## Assignment
Omit the images, then print each record below exactly as it reads.

## Exercise data
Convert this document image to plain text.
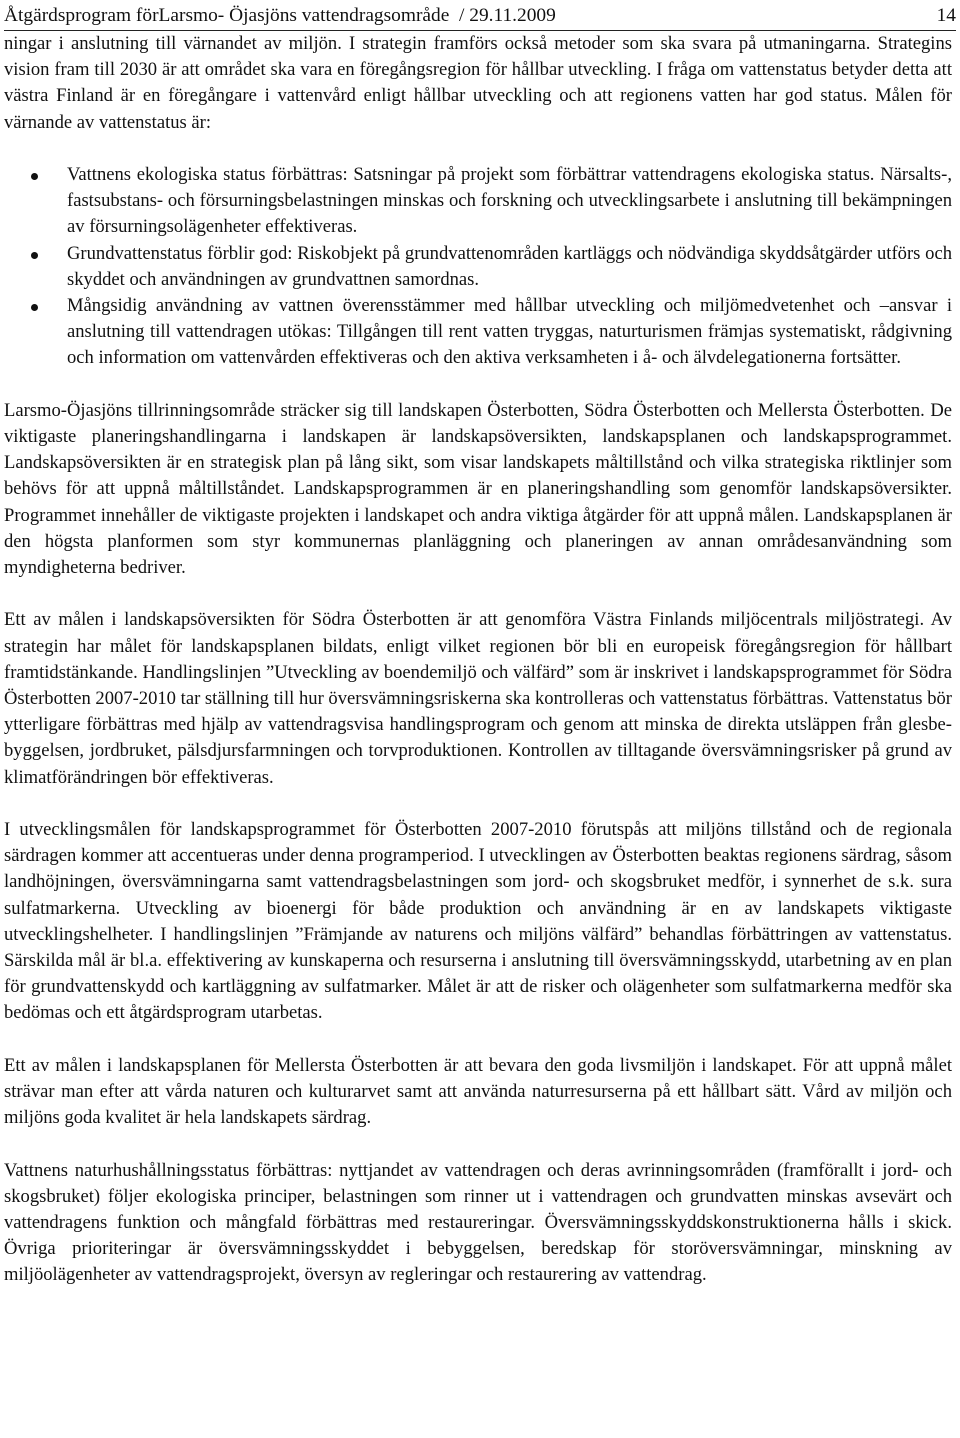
Åtgärdsprogram förLarsmo- Öjasjöns vattendragsområde  / 29.11.2009	14

ningar i anslutning till värnandet av miljön. I strategin framförs också metoder som ska svara på utmaningarna. Strategins vision fram till 2030 är att området ska vara en föregångsregion för hållbar utveckling. I fråga om vattenstatus betyder detta att västra Finland är en föregångare i vattenvård enligt hållbar utveckling och att regionens vatten har god status. Målen för värnande av vattenstatus är:

Vattnens ekologiska status förbättras: Satsningar på projekt som förbättrar vattendragens ekologiska status. Närsalts-, fastsubstans- och försurningsbelastningen minskas och forskning och utvecklingsarbete i anslutning till bekämpningen av försurningsolägenheter effektiveras.
Grundvattenstatus förblir god: Riskobjekt på grundvattenområden kartläggs och nödvändiga skyddsåtgärder utförs och skyddet och användningen av grundvattnen samordnas.
Mångsidig användning av vattnen överensstämmer med hållbar utveckling och miljömedvetenhet och –ansvar i anslutning till vattendragen utökas: Tillgången till rent vatten tryggas, naturturismen främjas systematiskt, rådgivning och information om vattenvården effektiveras och den aktiva verksamheten i å- och älvdelegationerna fortsätter.

Larsmo-Öjasjöns tillrinningsområde sträcker sig till landskapen Österbotten, Södra Österbotten och Mellersta Österbotten. De viktigaste planeringshandlingarna i landskapen är landskapsöversikten, landskapsplanen och landskapsprogrammet. Landskapsöversikten är en strategisk plan på lång sikt, som visar landskapets måltillstånd och vilka strategiska riktlinjer som behövs för att uppnå måltillståndet. Landskapsprogrammen är en planeringshandling som genomför landskapsöversikter. Programmet innehåller de viktigaste projekten i landskapet och andra viktiga åtgärder för att uppnå målen. Landskapsplanen är den högsta planformen som styr kommunernas planläggning och planeringen av annan områdesanvändning som myndigheterna bedriver.

Ett av målen i landskapsöversikten för Södra Österbotten är att genomföra Västra Finlands miljöcentrals miljöstrategi. Av strategin har målet för landskapsplanen bildats, enligt vilket regionen bör bli en europeisk föregångsregion för hållbart framtidstänkande. Handlingslinjen ”Utveckling av boendemiljö och välfärd” som är inskrivet i landskapsprogrammet för Södra Österbotten 2007-2010 tar ställning till hur översvämningsriskerna ska kontrolleras och vattenstatus förbättras. Vattenstatus bör ytterligare förbättras med hjälp av vattendragsvisa handlingsprogram och genom att minska de direkta utsläppen från glesbebyggelsen, jordbruket, pälsdjursfarmningen och torvproduktionen. Kontrollen av tilltagande översvämningsrisker på grund av klimatförändringen bör effektiveras.

I utvecklingsmålen för landskapsprogrammet för Österbotten 2007-2010 förutspås att miljöns tillstånd och de regionala särdragen kommer att accentueras under denna programperiod. I utvecklingen av Österbotten beaktas regionens särdrag, såsom landhöjningen, översvämningarna samt vattendragsbelastningen som jord- och skogsbruket medför, i synnerhet de s.k. sura sulfatmarkerna. Utveckling av bioenergi för både produktion och användning är en av landskapets viktigaste utvecklingshelheter. I handlingslinjen ”Främjande av naturens och miljöns välfärd” behandlas förbättringen av vattenstatus. Särskilda mål är bl.a. effektivering av kunskaperna och resurserna i anslutning till översvämningsskydd, utarbetning av en plan för grundvattenskydd och kartläggning av sulfatmarker. Målet är att de risker och olägenheter som sulfatmarkerna medför ska bedömas och ett åtgärdsprogram utarbetas.

Ett av målen i landskapsplanen för Mellersta Österbotten är att bevara den goda livsmiljön i landskapet. För att uppnå målet strävar man efter att vårda naturen och kulturarvet samt att använda naturresurserna på ett hållbart sätt. Vård av miljön och miljöns goda kvalitet är hela landskapets särdrag.

Vattnens naturhushållningsstatus förbättras: nyttjandet av vattendragen och deras avrinningsområden (framförallt i jord- och skogsbruket) följer ekologiska principer, belastningen som rinner ut i vattendragen och grundvatten minskas avsevärt och vattendragens funktion och mångfald förbättras med restaureringar. Översvämningsskyddskonstruktionerna hålls i skick. Övriga prioriteringar är översvämningsskyddet i bebyggelsen, beredskap för storöversvämningar, minskning av miljöolägenheter av vattendragsprojekt, översyn av regleringar och restaurering av vattendrag.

## Exercise solution
Convert this document image to plain text.
Åtgärdsprogram förLarsmo- Öjasjöns vattendragsområde  / 29.11.2009	14

ningar i anslutning till värnandet av miljön. I strategin framförs också metoder som ska svara på utmaningarna. Strategins vision fram till 2030 är att området ska vara en föregångsregion för hållbar utveckling. I fråga om vattenstatus betyder detta att västra Finland är en föregångare i vattenvård enligt hållbar utveckling och att regionens vatten har god status. Målen för värnande av vattenstatus är:

Vattnens ekologiska status förbättras: Satsningar på projekt som förbättrar vattendragens ekologiska status. Närsalts-, fastsubstans- och försurningsbelastningen minskas och forskning och utvecklingsarbete i anslutning till bekämpningen av försurningsolägenheter effektiveras.
Grundvattenstatus förblir god: Riskobjekt på grundvattenområden kartläggs och nödvändiga skyddsåtgärder utförs och skyddet och användningen av grundvattnen samordnas.
Mångsidig användning av vattnen överensstämmer med hållbar utveckling och miljömedvetenhet och –ansvar i anslutning till vattendragen utökas: Tillgången till rent vatten tryggas, naturturismen främjas systematiskt, rådgivning och information om vattenvården effektiveras och den aktiva verksamheten i å- och älvdelegationerna fortsätter.

Larsmo-Öjasjöns tillrinningsområde sträcker sig till landskapen Österbotten, Södra Österbotten och Mellersta Österbotten. De viktigaste planeringshandlingarna i landskapen är landskapsöversikten, landskapsplanen och landskapsprogrammet. Landskapsöversikten är en strategisk plan på lång sikt, som visar landskapets måltillstånd och vilka strategiska riktlinjer som behövs för att uppnå måltillståndet. Landskapsprogrammen är en planeringshandling som genomför landskapsöversikter. Programmet innehåller de viktigaste projekten i landskapet och andra viktiga åtgärder för att uppnå målen. Landskapsplanen är den högsta planformen som styr kommunernas planläggning och planeringen av annan områdesanvändning som myndigheterna bedriver.

Ett av målen i landskapsöversikten för Södra Österbotten är att genomföra Västra Finlands miljöcentrals miljöstrategi. Av strategin har målet för landskapsplanen bildats, enligt vilket regionen bör bli en europeisk föregångsregion för hållbart framtidstänkande. Handlingslinjen ”Utveckling av boendemiljö och välfärd” som är inskrivet i landskapsprogrammet för Södra Österbotten 2007-2010 tar ställning till hur översvämningsriskerna ska kontrolleras och vattenstatus förbättras. Vattenstatus bör ytterligare förbättras med hjälp av vattendragsvisa handlingsprogram och genom att minska de direkta utsläppen från glesbebyggelsen, jordbruket, pälsdjursfarmningen och torvproduktionen. Kontrollen av tilltagande översvämningsrisker på grund av klimatförändringen bör effektiveras.

I utvecklingsmålen för landskapsprogrammet för Österbotten 2007-2010 förutspås att miljöns tillstånd och de regionala särdragen kommer att accentueras under denna programperiod. I utvecklingen av Österbotten beaktas regionens särdrag, såsom landhöjningen, översvämningarna samt vattendragsbelastningen som jord- och skogsbruket medför, i synnerhet de s.k. sura sulfatmarkerna. Utveckling av bioenergi för både produktion och användning är en av landskapets viktigaste utvecklingshelheter. I handlingslinjen ”Främjande av naturens och miljöns välfärd” behandlas förbättringen av vattenstatus. Särskilda mål är bl.a. effektivering av kunskaperna och resurserna i anslutning till översvämningsskydd, utarbetning av en plan för grundvattenskydd och kartläggning av sulfatmarker. Målet är att de risker och olägenheter som sulfatmarkerna medför ska bedömas och ett åtgärdsprogram utarbetas.

Ett av målen i landskapsplanen för Mellersta Österbotten är att bevara den goda livsmiljön i landskapet. För att uppnå målet strävar man efter att vårda naturen och kulturarvet samt att använda naturresurserna på ett hållbart sätt. Vård av miljön och miljöns goda kvalitet är hela landskapets särdrag.

Vattnens naturhushållningsstatus förbättras: nyttjandet av vattendragen och deras avrinningsområden (framförallt i jord- och skogsbruket) följer ekologiska principer, belastningen som rinner ut i vattendragen och grundvatten minskas avsevärt och vattendragens funktion och mångfald förbättras med restaureringar. Översvämningsskyddskonstruktionerna hålls i skick. Övriga prioriteringar är översvämningsskyddet i bebyggelsen, beredskap för storöversvämningar, minskning av miljöolägenheter av vattendragsprojekt, översyn av regleringar och restaurering av vattendrag.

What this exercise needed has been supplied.